- **Input for this task**
============================================================

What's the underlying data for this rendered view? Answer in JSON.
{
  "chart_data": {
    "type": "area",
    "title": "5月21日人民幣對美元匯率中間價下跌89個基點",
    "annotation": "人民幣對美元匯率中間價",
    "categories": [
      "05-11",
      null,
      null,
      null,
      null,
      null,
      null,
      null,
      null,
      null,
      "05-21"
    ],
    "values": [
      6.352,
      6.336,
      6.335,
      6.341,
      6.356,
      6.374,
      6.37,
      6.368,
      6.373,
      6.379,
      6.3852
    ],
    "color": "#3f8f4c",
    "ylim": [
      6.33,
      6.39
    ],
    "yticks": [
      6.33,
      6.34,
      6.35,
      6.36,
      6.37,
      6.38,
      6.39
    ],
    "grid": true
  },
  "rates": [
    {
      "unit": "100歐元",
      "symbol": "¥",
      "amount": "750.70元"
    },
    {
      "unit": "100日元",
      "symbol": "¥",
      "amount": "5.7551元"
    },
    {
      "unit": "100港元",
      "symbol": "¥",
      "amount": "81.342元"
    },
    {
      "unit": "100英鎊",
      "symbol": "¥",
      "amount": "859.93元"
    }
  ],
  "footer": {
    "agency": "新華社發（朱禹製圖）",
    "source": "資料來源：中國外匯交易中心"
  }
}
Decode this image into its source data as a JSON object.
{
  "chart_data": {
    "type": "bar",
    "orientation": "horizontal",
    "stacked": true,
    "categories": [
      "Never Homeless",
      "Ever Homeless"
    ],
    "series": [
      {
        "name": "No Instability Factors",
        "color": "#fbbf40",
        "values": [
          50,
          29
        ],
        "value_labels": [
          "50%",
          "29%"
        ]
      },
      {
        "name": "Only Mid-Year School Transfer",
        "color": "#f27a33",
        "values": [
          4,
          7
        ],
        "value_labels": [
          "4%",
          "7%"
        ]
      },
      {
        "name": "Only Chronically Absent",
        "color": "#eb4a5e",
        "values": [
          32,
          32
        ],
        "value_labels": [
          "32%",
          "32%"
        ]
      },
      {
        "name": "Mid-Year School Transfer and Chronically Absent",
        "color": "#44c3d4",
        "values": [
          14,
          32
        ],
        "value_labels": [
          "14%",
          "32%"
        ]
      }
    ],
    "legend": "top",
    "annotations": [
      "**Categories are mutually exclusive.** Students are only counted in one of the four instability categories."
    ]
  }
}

============================================================

- **Written instruction**
Print out all the entries precisely as written.

- **Response for this exercise**
What's the underlying data for this rendered view? Answer in JSON.
{
  "chart_data": {
    "type": "area",
    "title": "5月21日人民幣對美元匯率中間價下跌89個基點",
    "annotation": "人民幣對美元匯率中間價",
    "categories": [
      "05-11",
      null,
      null,
      null,
      null,
      null,
      null,
      null,
      null,
      null,
      "05-21"
    ],
    "values": [
      6.352,
      6.336,
      6.335,
      6.341,
      6.356,
      6.374,
      6.37,
      6.368,
      6.373,
      6.379,
      6.3852
    ],
    "color": "#3f8f4c",
    "ylim": [
      6.33,
      6.39
    ],
    "yticks": [
      6.33,
      6.34,
      6.35,
      6.36,
      6.37,
      6.38,
      6.39
    ],
    "grid": true
  },
  "rates": [
    {
      "unit": "100歐元",
      "symbol": "¥",
      "amount": "750.70元"
    },
    {
      "unit": "100日元",
      "symbol": "¥",
      "amount": "5.7551元"
    },
    {
      "unit": "100港元",
      "symbol": "¥",
      "amount": "81.342元"
    },
    {
      "unit": "100英鎊",
      "symbol": "¥",
      "amount": "859.93元"
    }
  ],
  "footer": {
    "agency": "新華社發（朱禹製圖）",
    "source": "資料來源：中國外匯交易中心"
  }
}
Decode this image into its source data as a JSON object.
{
  "chart_data": {
    "type": "bar",
    "orientation": "horizontal",
    "stacked": true,
    "categories": [
      "Never Homeless",
      "Ever Homeless"
    ],
    "series": [
      {
        "name": "No Instability Factors",
        "color": "#fbbf40",
        "values": [
          50,
          29
        ],
        "value_labels": [
          "50%",
          "29%"
        ]
      },
      {
        "name": "Only Mid-Year School Transfer",
        "color": "#f27a33",
        "values": [
          4,
          7
        ],
        "value_labels": [
          "4%",
          "7%"
        ]
      },
      {
        "name": "Only Chronically Absent",
        "color": "#eb4a5e",
        "values": [
          32,
          32
        ],
        "value_labels": [
          "32%",
          "32%"
        ]
      },
      {
        "name": "Mid-Year School Transfer and Chronically Absent",
        "color": "#44c3d4",
        "values": [
          14,
          32
        ],
        "value_labels": [
          "14%",
          "32%"
        ]
      }
    ],
    "legend": "top",
    "annotations": [
      "**Categories are mutually exclusive.** Students are only counted in one of the four instability categories."
    ]
  }
}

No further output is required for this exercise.